• _What the task requires_:
Repeat every record below exactly as written.

• _Data excerpts_:
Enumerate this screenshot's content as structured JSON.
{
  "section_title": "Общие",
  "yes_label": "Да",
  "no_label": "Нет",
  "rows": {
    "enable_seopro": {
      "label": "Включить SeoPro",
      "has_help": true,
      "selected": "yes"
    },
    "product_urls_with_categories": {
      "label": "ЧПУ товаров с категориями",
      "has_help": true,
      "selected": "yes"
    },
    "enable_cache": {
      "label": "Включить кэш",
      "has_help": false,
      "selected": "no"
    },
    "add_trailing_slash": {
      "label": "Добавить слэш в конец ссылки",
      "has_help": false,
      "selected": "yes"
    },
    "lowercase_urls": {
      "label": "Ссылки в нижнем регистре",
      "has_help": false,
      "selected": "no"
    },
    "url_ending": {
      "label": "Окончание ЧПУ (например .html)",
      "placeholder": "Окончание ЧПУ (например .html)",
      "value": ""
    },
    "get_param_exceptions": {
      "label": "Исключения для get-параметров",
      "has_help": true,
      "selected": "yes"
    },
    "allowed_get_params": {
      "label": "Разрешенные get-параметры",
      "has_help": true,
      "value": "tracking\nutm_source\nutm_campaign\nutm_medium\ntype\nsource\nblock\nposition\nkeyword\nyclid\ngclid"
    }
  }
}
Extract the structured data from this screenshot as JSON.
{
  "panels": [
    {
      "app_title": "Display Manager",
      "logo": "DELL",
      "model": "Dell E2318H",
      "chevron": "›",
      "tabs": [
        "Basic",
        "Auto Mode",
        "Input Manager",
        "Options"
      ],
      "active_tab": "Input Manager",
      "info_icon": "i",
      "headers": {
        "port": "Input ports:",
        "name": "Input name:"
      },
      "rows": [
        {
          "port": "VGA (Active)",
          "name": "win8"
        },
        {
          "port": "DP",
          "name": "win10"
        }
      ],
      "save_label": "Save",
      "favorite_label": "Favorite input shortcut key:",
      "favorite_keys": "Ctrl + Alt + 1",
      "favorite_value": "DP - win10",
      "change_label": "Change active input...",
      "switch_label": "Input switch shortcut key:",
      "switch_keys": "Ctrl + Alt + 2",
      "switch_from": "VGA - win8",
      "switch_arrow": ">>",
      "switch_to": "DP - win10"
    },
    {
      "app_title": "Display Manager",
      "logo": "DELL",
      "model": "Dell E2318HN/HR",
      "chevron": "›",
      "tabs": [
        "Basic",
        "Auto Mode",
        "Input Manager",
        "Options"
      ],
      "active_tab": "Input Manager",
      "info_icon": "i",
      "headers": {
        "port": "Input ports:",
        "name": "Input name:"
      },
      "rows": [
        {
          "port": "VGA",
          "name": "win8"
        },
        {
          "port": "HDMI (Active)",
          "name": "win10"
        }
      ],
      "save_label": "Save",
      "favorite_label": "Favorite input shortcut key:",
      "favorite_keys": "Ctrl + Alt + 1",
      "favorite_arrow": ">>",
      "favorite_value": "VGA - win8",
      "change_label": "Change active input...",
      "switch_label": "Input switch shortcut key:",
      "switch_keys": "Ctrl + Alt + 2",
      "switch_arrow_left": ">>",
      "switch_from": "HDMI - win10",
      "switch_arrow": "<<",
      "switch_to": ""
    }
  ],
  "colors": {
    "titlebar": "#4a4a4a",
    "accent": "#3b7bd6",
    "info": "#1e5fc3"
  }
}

• _Solution for this exercise_:
Enumerate this screenshot's content as structured JSON.
{
  "section_title": "Общие",
  "yes_label": "Да",
  "no_label": "Нет",
  "rows": {
    "enable_seopro": {
      "label": "Включить SeoPro",
      "has_help": true,
      "selected": "yes"
    },
    "product_urls_with_categories": {
      "label": "ЧПУ товаров с категориями",
      "has_help": true,
      "selected": "yes"
    },
    "enable_cache": {
      "label": "Включить кэш",
      "has_help": false,
      "selected": "no"
    },
    "add_trailing_slash": {
      "label": "Добавить слэш в конец ссылки",
      "has_help": false,
      "selected": "yes"
    },
    "lowercase_urls": {
      "label": "Ссылки в нижнем регистре",
      "has_help": false,
      "selected": "no"
    },
    "url_ending": {
      "label": "Окончание ЧПУ (например .html)",
      "placeholder": "Окончание ЧПУ (например .html)",
      "value": ""
    },
    "get_param_exceptions": {
      "label": "Исключения для get-параметров",
      "has_help": true,
      "selected": "yes"
    },
    "allowed_get_params": {
      "label": "Разрешенные get-параметры",
      "has_help": true,
      "value": "tracking\nutm_source\nutm_campaign\nutm_medium\ntype\nsource\nblock\nposition\nkeyword\nyclid\ngclid"
    }
  }
}
Extract the structured data from this screenshot as JSON.
{
  "panels": [
    {
      "app_title": "Display Manager",
      "logo": "DELL",
      "model": "Dell E2318H",
      "chevron": "›",
      "tabs": [
        "Basic",
        "Auto Mode",
        "Input Manager",
        "Options"
      ],
      "active_tab": "Input Manager",
      "info_icon": "i",
      "headers": {
        "port": "Input ports:",
        "name": "Input name:"
      },
      "rows": [
        {
          "port": "VGA (Active)",
          "name": "win8"
        },
        {
          "port": "DP",
          "name": "win10"
        }
      ],
      "save_label": "Save",
      "favorite_label": "Favorite input shortcut key:",
      "favorite_keys": "Ctrl + Alt + 1",
      "favorite_value": "DP - win10",
      "change_label": "Change active input...",
      "switch_label": "Input switch shortcut key:",
      "switch_keys": "Ctrl + Alt + 2",
      "switch_from": "VGA - win8",
      "switch_arrow": ">>",
      "switch_to": "DP - win10"
    },
    {
      "app_title": "Display Manager",
      "logo": "DELL",
      "model": "Dell E2318HN/HR",
      "chevron": "›",
      "tabs": [
        "Basic",
        "Auto Mode",
        "Input Manager",
        "Options"
      ],
      "active_tab": "Input Manager",
      "info_icon": "i",
      "headers": {
        "port": "Input ports:",
        "name": "Input name:"
      },
      "rows": [
        {
          "port": "VGA",
          "name": "win8"
        },
        {
          "port": "HDMI (Active)",
          "name": "win10"
        }
      ],
      "save_label": "Save",
      "favorite_label": "Favorite input shortcut key:",
      "favorite_keys": "Ctrl + Alt + 1",
      "favorite_arrow": ">>",
      "favorite_value": "VGA - win8",
      "change_label": "Change active input...",
      "switch_label": "Input switch shortcut key:",
      "switch_keys": "Ctrl + Alt + 2",
      "switch_arrow_left": ">>",
      "switch_from": "HDMI - win10",
      "switch_arrow": "<<",
      "switch_to": ""
    }
  ],
  "colors": {
    "titlebar": "#4a4a4a",
    "accent": "#3b7bd6",
    "info": "#1e5fc3"
  }
}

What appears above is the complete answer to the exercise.